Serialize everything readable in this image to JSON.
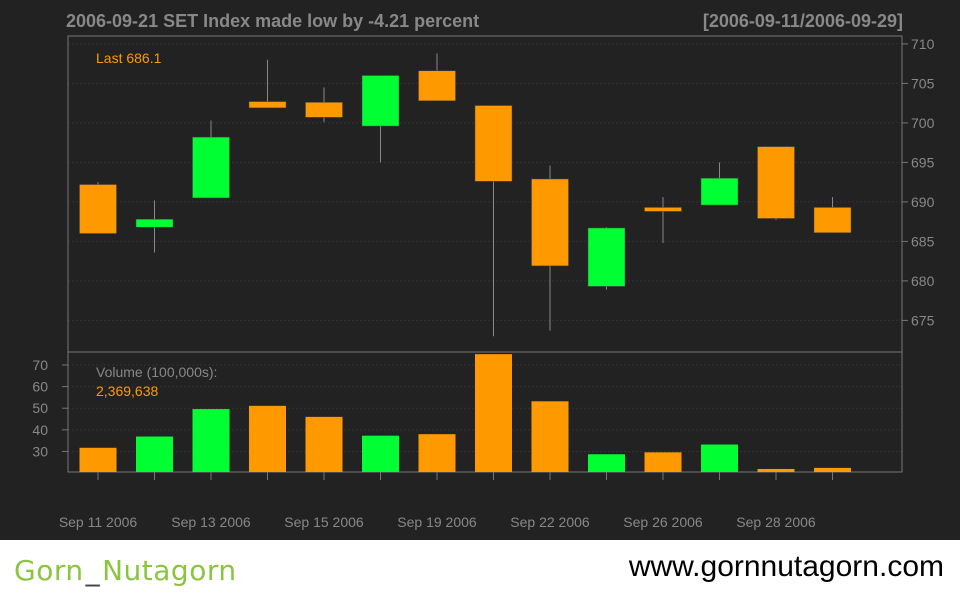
{
  "header": {
    "title": "2006-09-21 SET Index made low by -4.21 percent",
    "range": "[2006-09-11/2006-09-29]"
  },
  "annotations": {
    "last_label": "Last 686.1",
    "volume_label": "Volume (100,000s):",
    "volume_value": "2,369,638"
  },
  "footer": {
    "brand_part1": "Gorn",
    "brand_sep": "_",
    "brand_part2": "Nutagorn",
    "website": "www.gornnutagorn.com"
  },
  "colors": {
    "background": "#222222",
    "up": "#00ff33",
    "down": "#ff9900",
    "text": "#888888",
    "annotation": "#ff9900",
    "brand": "#8bc53f"
  },
  "chart_data": {
    "type": "candlestick",
    "x_tick_labels": [
      "Sep 11 2006",
      "Sep 13 2006",
      "Sep 15 2006",
      "Sep 19 2006",
      "Sep 22 2006",
      "Sep 26 2006",
      "Sep 28 2006"
    ],
    "price_yticks": [
      675,
      680,
      685,
      690,
      695,
      700,
      705,
      710
    ],
    "price_ylim": [
      671,
      711
    ],
    "volume_yticks": [
      30,
      40,
      50,
      60,
      70
    ],
    "volume_ylim": [
      20.5,
      76
    ],
    "candles": [
      {
        "date": "2006-09-11",
        "open": 692.2,
        "high": 692.5,
        "low": 686.0,
        "close": 686.0,
        "volume": 31.7
      },
      {
        "date": "2006-09-12",
        "open": 686.8,
        "high": 690.2,
        "low": 683.6,
        "close": 687.8,
        "volume": 36.9
      },
      {
        "date": "2006-09-13",
        "open": 690.5,
        "high": 700.3,
        "low": 690.5,
        "close": 698.2,
        "volume": 49.6
      },
      {
        "date": "2006-09-14",
        "open": 702.7,
        "high": 708.0,
        "low": 701.9,
        "close": 701.9,
        "volume": 51.1
      },
      {
        "date": "2006-09-15",
        "open": 702.6,
        "high": 704.5,
        "low": 700.1,
        "close": 700.7,
        "volume": 46.0
      },
      {
        "date": "2006-09-18",
        "open": 699.6,
        "high": 706.0,
        "low": 695.0,
        "close": 706.0,
        "volume": 37.3
      },
      {
        "date": "2006-09-19",
        "open": 706.6,
        "high": 708.8,
        "low": 702.8,
        "close": 702.8,
        "volume": 38.0
      },
      {
        "date": "2006-09-20",
        "open": 702.2,
        "high": 702.2,
        "low": 673.0,
        "close": 692.6,
        "volume": 75.0
      },
      {
        "date": "2006-09-21",
        "open": 692.9,
        "high": 694.6,
        "low": 673.7,
        "close": 681.9,
        "volume": 53.2
      },
      {
        "date": "2006-09-22",
        "open": 679.3,
        "high": 686.8,
        "low": 678.9,
        "close": 686.7,
        "volume": 28.7
      },
      {
        "date": "2006-09-25",
        "open": 689.3,
        "high": 690.6,
        "low": 684.8,
        "close": 688.8,
        "volume": 29.6
      },
      {
        "date": "2006-09-26",
        "open": 689.6,
        "high": 695.0,
        "low": 689.6,
        "close": 693.0,
        "volume": 33.2
      },
      {
        "date": "2006-09-27",
        "open": 697.0,
        "high": 697.0,
        "low": 687.7,
        "close": 687.9,
        "volume": 21.9
      },
      {
        "date": "2006-09-28",
        "open": 689.3,
        "high": 690.6,
        "low": 686.1,
        "close": 686.1,
        "volume": 22.4
      }
    ]
  }
}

• • • • • • •

◆ WRITTEN TASK ◆
Omit the pictures, then output the rest of the listing exactly.

◆ TASK SOLUTION ◆
Serialize everything readable in this image to JSON.
{
  "header": {
    "title": "2006-09-21 SET Index made low by -4.21 percent",
    "range": "[2006-09-11/2006-09-29]"
  },
  "annotations": {
    "last_label": "Last 686.1",
    "volume_label": "Volume (100,000s):",
    "volume_value": "2,369,638"
  },
  "footer": {
    "brand_part1": "Gorn",
    "brand_sep": "_",
    "brand_part2": "Nutagorn",
    "website": "www.gornnutagorn.com"
  },
  "colors": {
    "background": "#222222",
    "up": "#00ff33",
    "down": "#ff9900",
    "text": "#888888",
    "annotation": "#ff9900",
    "brand": "#8bc53f"
  },
  "chart_data": {
    "type": "candlestick",
    "x_tick_labels": [
      "Sep 11 2006",
      "Sep 13 2006",
      "Sep 15 2006",
      "Sep 19 2006",
      "Sep 22 2006",
      "Sep 26 2006",
      "Sep 28 2006"
    ],
    "price_yticks": [
      675,
      680,
      685,
      690,
      695,
      700,
      705,
      710
    ],
    "price_ylim": [
      671,
      711
    ],
    "volume_yticks": [
      30,
      40,
      50,
      60,
      70
    ],
    "volume_ylim": [
      20.5,
      76
    ],
    "candles": [
      {
        "date": "2006-09-11",
        "open": 692.2,
        "high": 692.5,
        "low": 686.0,
        "close": 686.0,
        "volume": 31.7
      },
      {
        "date": "2006-09-12",
        "open": 686.8,
        "high": 690.2,
        "low": 683.6,
        "close": 687.8,
        "volume": 36.9
      },
      {
        "date": "2006-09-13",
        "open": 690.5,
        "high": 700.3,
        "low": 690.5,
        "close": 698.2,
        "volume": 49.6
      },
      {
        "date": "2006-09-14",
        "open": 702.7,
        "high": 708.0,
        "low": 701.9,
        "close": 701.9,
        "volume": 51.1
      },
      {
        "date": "2006-09-15",
        "open": 702.6,
        "high": 704.5,
        "low": 700.1,
        "close": 700.7,
        "volume": 46.0
      },
      {
        "date": "2006-09-18",
        "open": 699.6,
        "high": 706.0,
        "low": 695.0,
        "close": 706.0,
        "volume": 37.3
      },
      {
        "date": "2006-09-19",
        "open": 706.6,
        "high": 708.8,
        "low": 702.8,
        "close": 702.8,
        "volume": 38.0
      },
      {
        "date": "2006-09-20",
        "open": 702.2,
        "high": 702.2,
        "low": 673.0,
        "close": 692.6,
        "volume": 75.0
      },
      {
        "date": "2006-09-21",
        "open": 692.9,
        "high": 694.6,
        "low": 673.7,
        "close": 681.9,
        "volume": 53.2
      },
      {
        "date": "2006-09-22",
        "open": 679.3,
        "high": 686.8,
        "low": 678.9,
        "close": 686.7,
        "volume": 28.7
      },
      {
        "date": "2006-09-25",
        "open": 689.3,
        "high": 690.6,
        "low": 684.8,
        "close": 688.8,
        "volume": 29.6
      },
      {
        "date": "2006-09-26",
        "open": 689.6,
        "high": 695.0,
        "low": 689.6,
        "close": 693.0,
        "volume": 33.2
      },
      {
        "date": "2006-09-27",
        "open": 697.0,
        "high": 697.0,
        "low": 687.7,
        "close": 687.9,
        "volume": 21.9
      },
      {
        "date": "2006-09-28",
        "open": 689.3,
        "high": 690.6,
        "low": 686.1,
        "close": 686.1,
        "volume": 22.4
      }
    ]
  }
}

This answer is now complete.